--- START ITEMS ---
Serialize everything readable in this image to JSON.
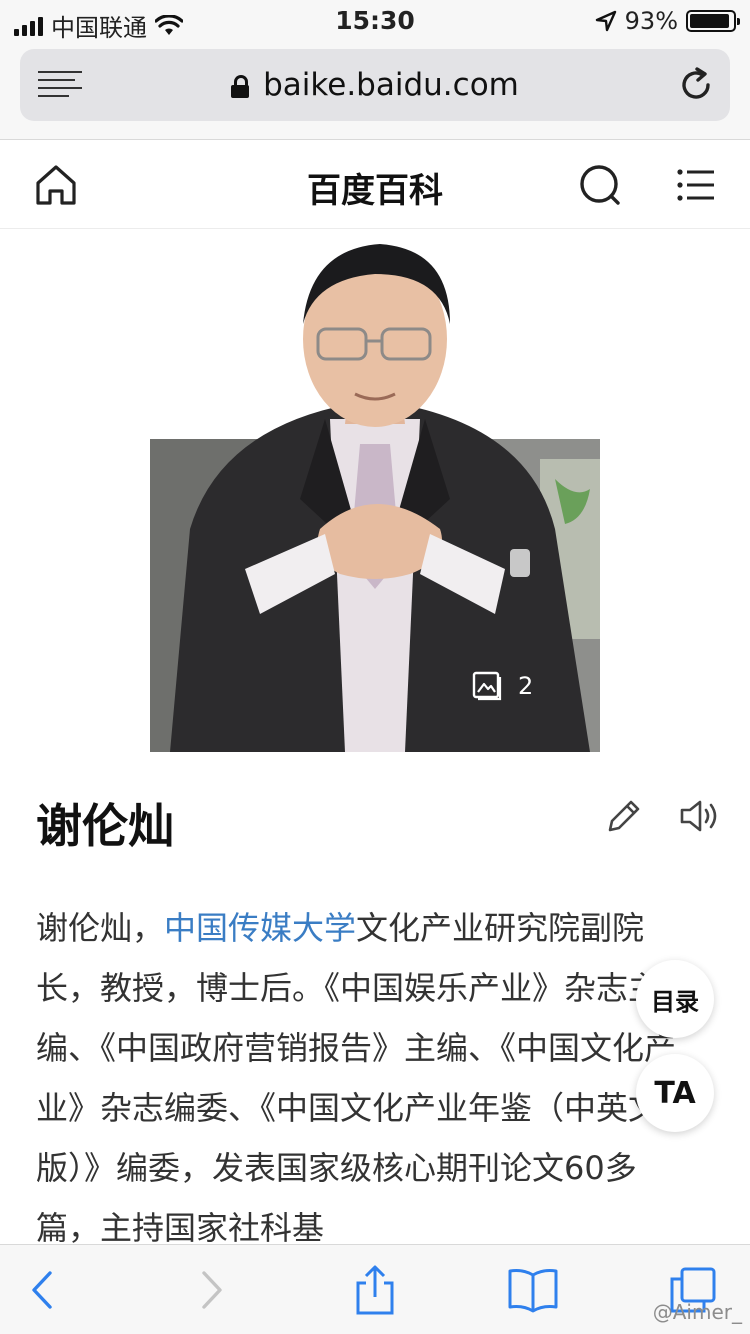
{
  "status_bar": {
    "carrier": "中国联通",
    "time": "15:30",
    "battery": "93%",
    "battery_level": 0.93
  },
  "browser": {
    "url": "baike.baidu.com"
  },
  "site": {
    "title": "百度百科"
  },
  "photo": {
    "count": "2"
  },
  "entry": {
    "title": "谢伦灿",
    "summary_prefix": "谢伦灿，",
    "summary_link": "中国传媒大学",
    "summary_rest": "文化产业研究院副院长，教授，博士后。《中国娱乐产业》杂志主编、《中国政府营销报告》主编、《中国文化产业》杂志编委、《中国文化产业年鉴（中英文版）》编委，发表国家级核心期刊论文60多篇，主持国家社科基"
  },
  "floating": {
    "toc": "目录",
    "ta": "TA"
  },
  "watermark": "@Aimer_",
  "colors": {
    "link": "#3a7dc4",
    "accent_blue": "#2f80ed"
  }
}
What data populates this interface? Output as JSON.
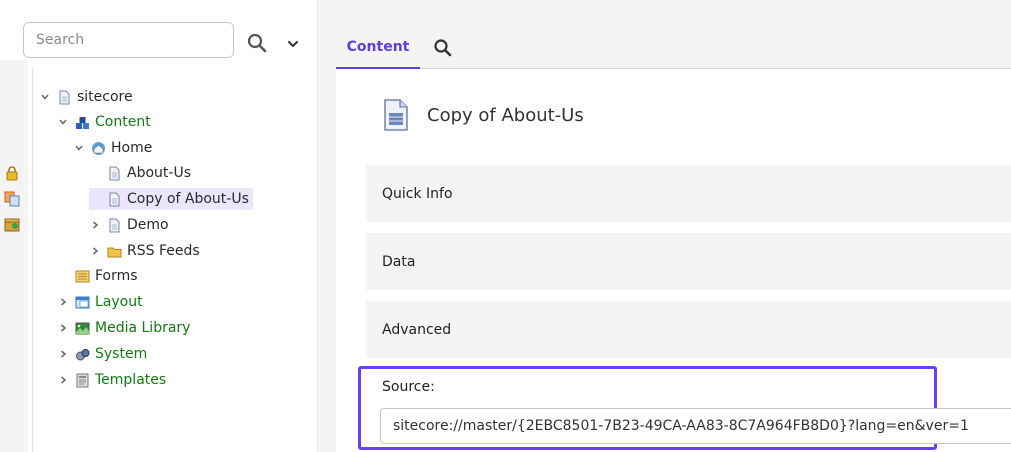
{
  "left_panel": {
    "search": {
      "placeholder": "Search"
    },
    "tree": [
      {
        "label": "sitecore",
        "expanded": true,
        "icon": "document-icon"
      },
      {
        "label": "Content",
        "expanded": true,
        "icon": "content-cubes-icon"
      },
      {
        "label": "Home",
        "expanded": true,
        "icon": "home-icon"
      },
      {
        "label": "About-Us",
        "icon": "document-icon"
      },
      {
        "label": "Copy of About-Us",
        "icon": "document-icon",
        "selected": true
      },
      {
        "label": "Demo",
        "expanded": false,
        "icon": "document-icon"
      },
      {
        "label": "RSS Feeds",
        "expanded": false,
        "icon": "folder-icon"
      },
      {
        "label": "Forms",
        "icon": "forms-icon"
      },
      {
        "label": "Layout",
        "expanded": false,
        "icon": "layout-icon"
      },
      {
        "label": "Media Library",
        "expanded": false,
        "icon": "media-library-icon"
      },
      {
        "label": "System",
        "expanded": false,
        "icon": "system-icon"
      },
      {
        "label": "Templates",
        "expanded": false,
        "icon": "templates-icon"
      }
    ],
    "gutter_icons": [
      "lock-icon",
      "duplicate-icon",
      "package-icon"
    ]
  },
  "tabs": [
    {
      "label": "Content",
      "active": true
    },
    {
      "icon": "search-icon"
    }
  ],
  "item": {
    "title": "Copy of About-Us",
    "icon": "document-icon"
  },
  "sections": {
    "quick_info": "Quick Info",
    "data": "Data",
    "advanced": "Advanced"
  },
  "source": {
    "label": "Source:",
    "value": "sitecore://master/{2EBC8501-7B23-49CA-AA83-8C7A964FB8D0}?lang=en&ver=1"
  },
  "colors": {
    "accent": "#5f3ce0",
    "highlight_border": "#6b3ffa",
    "tree_green": "#137a13",
    "selected_bg": "#ebe6fb"
  }
}
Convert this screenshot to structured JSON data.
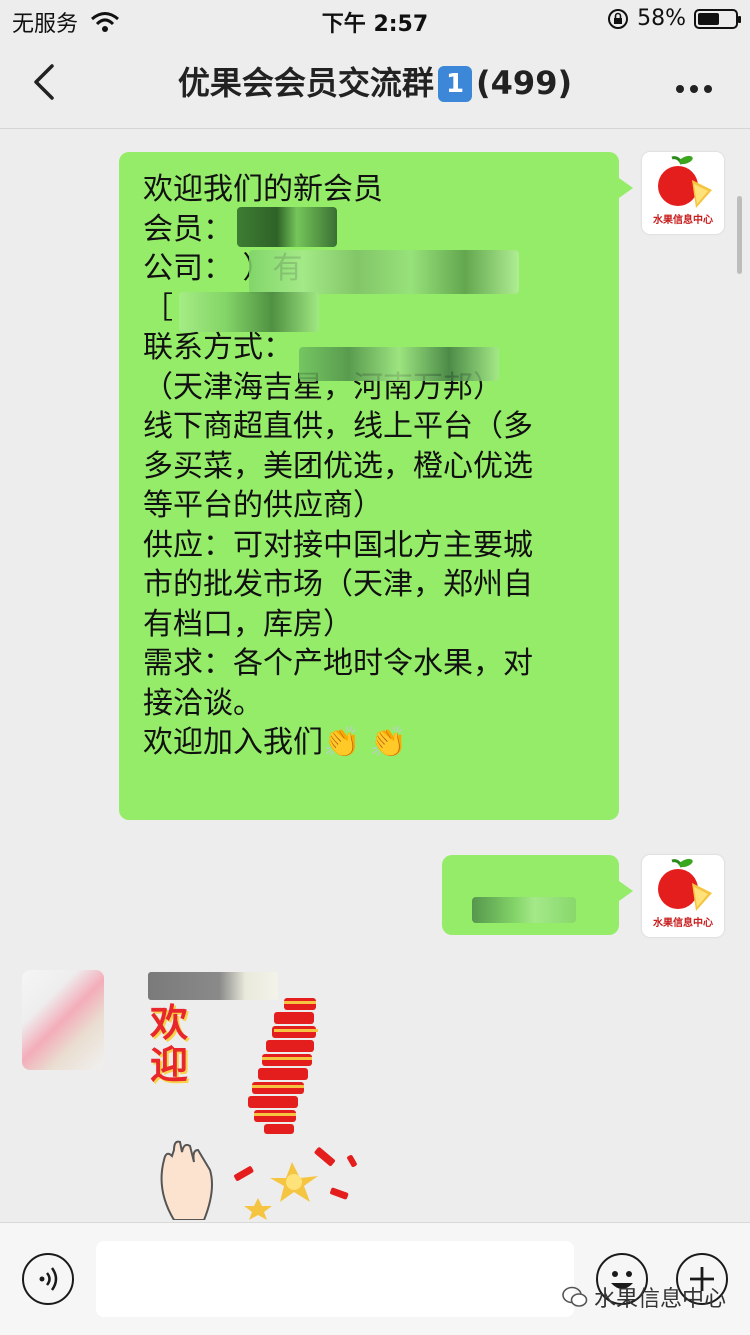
{
  "status": {
    "carrier": "无服务",
    "time": "下午 2:57",
    "battery": "58%",
    "battery_level": 0.58
  },
  "header": {
    "title": "优果会会员交流群",
    "unread_badge": "1",
    "member_count": "(499)"
  },
  "messages": [
    {
      "sender": "self",
      "avatar_caption": "水果信息中心",
      "lines": [
        "欢迎我们的新会员",
        "会员：",
        "公司：                    ）有",
        "［",
        "联系方式：",
        "  （天津海吉星，河南万邦）",
        "线下商超直供，线上平台（多",
        "多买菜，美团优选，橙心优选",
        "等平台的供应商）",
        "供应：可对接中国北方主要城",
        "市的批发市场（天津，郑州自",
        "有档口，库房）",
        "需求：各个产地时令水果，对",
        "接洽谈。",
        "欢迎加入我们👏 👏"
      ]
    },
    {
      "sender": "self",
      "avatar_caption": "水果信息中心",
      "lines": []
    },
    {
      "sender": "friend",
      "sticker_text": [
        "欢",
        "迎"
      ]
    }
  ],
  "input_bar": {
    "watermark": "水果信息中心"
  },
  "icons": [
    "back-icon",
    "more-icon",
    "wifi-icon",
    "lock-rotation-icon",
    "battery-icon",
    "voice-icon",
    "emoji-icon",
    "plus-icon",
    "wechat-logo-icon"
  ]
}
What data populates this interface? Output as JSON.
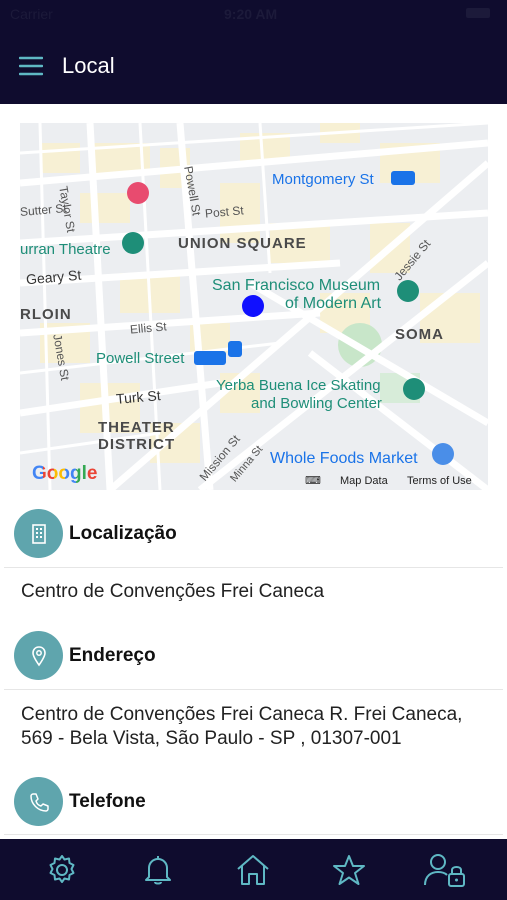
{
  "status_bar": {
    "carrier": "Carrier",
    "time": "9:20 AM"
  },
  "header": {
    "title": "Local",
    "menu_icon": "hamburger-menu-icon"
  },
  "map": {
    "labels": {
      "montgomery": "Montgomery St",
      "taylor": "Taylor St",
      "powell": "Powell St",
      "post": "Post St",
      "sutter": "Sutter St",
      "curran": "urran Theatre",
      "union_square": "UNION SQUARE",
      "geary": "Geary St",
      "jessie": "Jessie St",
      "sfmoma_1": "San Francisco Museum",
      "sfmoma_2": "of Modern Art",
      "tenderloin": "RLOIN",
      "ellis": "Ellis St",
      "soma": "SOMA",
      "jones": "Jones St",
      "powell_station": "Powell Street",
      "turk": "Turk St",
      "yerba_1": "Yerba Buena Ice Skating",
      "yerba_2": "and Bowling Center",
      "theater_1": "THEATER",
      "theater_2": "DISTRICT",
      "mission": "Mission St",
      "minna": "Minna St",
      "whole_foods": "Whole Foods Market",
      "google": "Google",
      "map_data": "Map Data",
      "terms": "Terms of Use"
    }
  },
  "sections": {
    "location": {
      "title": "Localização",
      "value": "Centro de Convenções Frei Caneca"
    },
    "address": {
      "title": "Endereço",
      "value_line1": "Centro de Convenções Frei Caneca R. Frei Caneca,",
      "value_line2": "569 - Bela Vista, São Paulo - SP , 01307-001"
    },
    "phone": {
      "title": "Telefone"
    }
  },
  "tab_bar": {
    "items": [
      "settings-icon",
      "bell-icon",
      "home-icon",
      "star-icon",
      "user-lock-icon"
    ]
  },
  "colors": {
    "header_bg": "#0f0c2e",
    "accent_teal": "#5fa5ad",
    "icon_tint": "#5fb8c4",
    "map_dot": "#1010ff"
  }
}
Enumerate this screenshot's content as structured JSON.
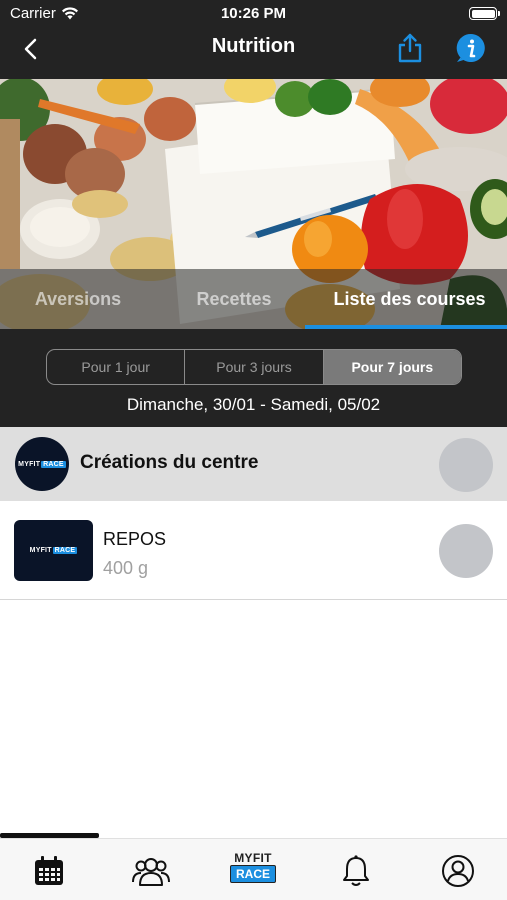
{
  "status_bar": {
    "carrier": "Carrier",
    "time": "10:26 PM"
  },
  "nav": {
    "title": "Nutrition",
    "back_icon": "chevron-left-icon",
    "share_icon": "share-icon",
    "info_icon": "info-icon"
  },
  "tabs": [
    {
      "label": "Aversions",
      "active": false
    },
    {
      "label": "Recettes",
      "active": false
    },
    {
      "label": "Liste des courses",
      "active": true
    }
  ],
  "period": {
    "options": [
      "Pour 1 jour",
      "Pour 3 jours",
      "Pour 7 jours"
    ],
    "selected": "Pour 7 jours",
    "date_range": "Dimanche, 30/01 - Samedi, 05/02"
  },
  "section": {
    "title": "Créations du centre"
  },
  "items": [
    {
      "name": "REPOS",
      "quantity": "400 g"
    }
  ],
  "logo": {
    "brand_top": "MYFIT",
    "brand_bottom": "RACE",
    "mini_left": "MYFIT",
    "mini_right": "RACE"
  },
  "tab_bar": {
    "icons": [
      "calendar-icon",
      "users-icon",
      "myfit-race-logo",
      "bell-icon",
      "profile-icon"
    ]
  },
  "colors": {
    "accent": "#1c8fe0",
    "dark": "#232323",
    "section_bg": "#dedede",
    "check_gray": "#c3c5c9"
  }
}
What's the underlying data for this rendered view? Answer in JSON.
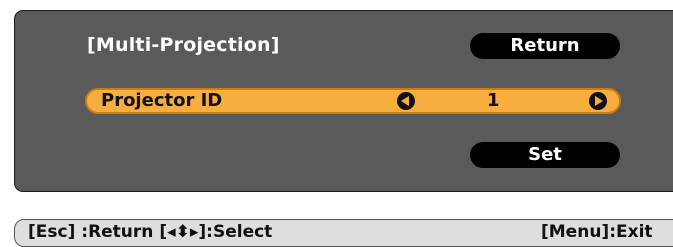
{
  "menu": {
    "title": "[Multi-Projection]",
    "return_label": "Return",
    "set_label": "Set",
    "setting": {
      "label": "Projector ID",
      "value": "1"
    }
  },
  "help_bar": {
    "left_text": "[Esc] :Return  [◂⬍▸]:Select",
    "right_text": "[Menu]:Exit"
  },
  "colors": {
    "panel_bg": "#5a5a5a",
    "highlight": "#f7ae3f",
    "button_bg": "#000000",
    "help_bg": "#dedede"
  },
  "icons": {
    "left_arrow": "left-arrow-icon",
    "right_arrow": "right-arrow-icon"
  }
}
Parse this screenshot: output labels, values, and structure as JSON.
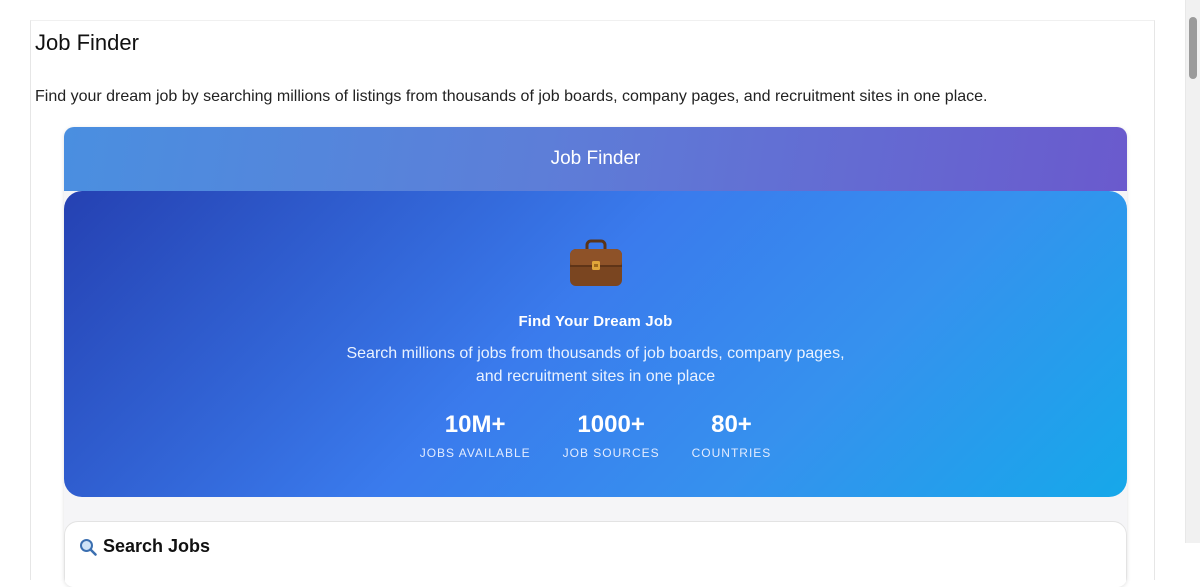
{
  "page": {
    "title": "Job Finder",
    "description": "Find your dream job by searching millions of listings from thousands of job boards, company pages, and recruitment sites in one place."
  },
  "app": {
    "header_title": "Job Finder",
    "hero": {
      "icon": "briefcase-icon",
      "title": "Find Your Dream Job",
      "subtitle": "Search millions of jobs from thousands of job boards, company pages, and recruitment sites in one place",
      "stats": [
        {
          "value": "10M+",
          "label": "JOBS AVAILABLE"
        },
        {
          "value": "1000+",
          "label": "JOB SOURCES"
        },
        {
          "value": "80+",
          "label": "COUNTRIES"
        }
      ]
    },
    "search": {
      "icon": "magnifier-icon",
      "title": "Search Jobs"
    }
  },
  "colors": {
    "header_gradient_start": "#4a8fe0",
    "header_gradient_end": "#6a5acd",
    "hero_gradient_start": "#2541b2",
    "hero_gradient_end": "#16a8ea"
  }
}
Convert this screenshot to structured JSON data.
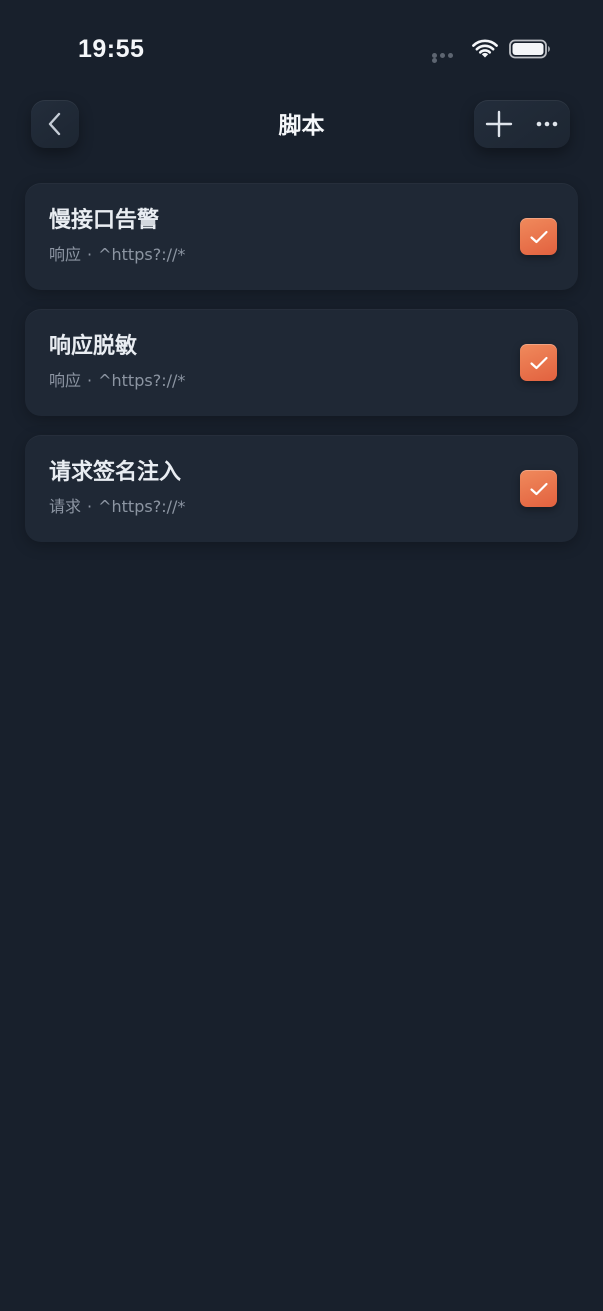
{
  "status_bar": {
    "time": "19:55",
    "signal_icon": "signal-dots-icon",
    "wifi_icon": "wifi-icon",
    "battery_icon": "battery-icon"
  },
  "nav": {
    "title": "脚本",
    "back_icon": "chevron-left-icon",
    "add_icon": "plus-icon",
    "more_icon": "ellipsis-icon"
  },
  "scripts": [
    {
      "name": "慢接口告警",
      "type": "响应",
      "separator": "·",
      "pattern": "^https?://*",
      "enabled": true
    },
    {
      "name": "响应脱敏",
      "type": "响应",
      "separator": "·",
      "pattern": "^https?://*",
      "enabled": true
    },
    {
      "name": "请求签名注入",
      "type": "请求",
      "separator": "·",
      "pattern": "^https?://*",
      "enabled": true
    }
  ],
  "colors": {
    "background": "#18202c",
    "card": "#1f2835",
    "accent": "#e8704a",
    "text_primary": "#e9edf2",
    "text_secondary": "#8c95a2"
  }
}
--- END ITEMS ---
YOUR OBJECTIVE — Pull out every line above that holds the word "labels".

WORKED ANSWER —
    "labels": {
Parse this screenshot: output labels, values, and structure as JSON.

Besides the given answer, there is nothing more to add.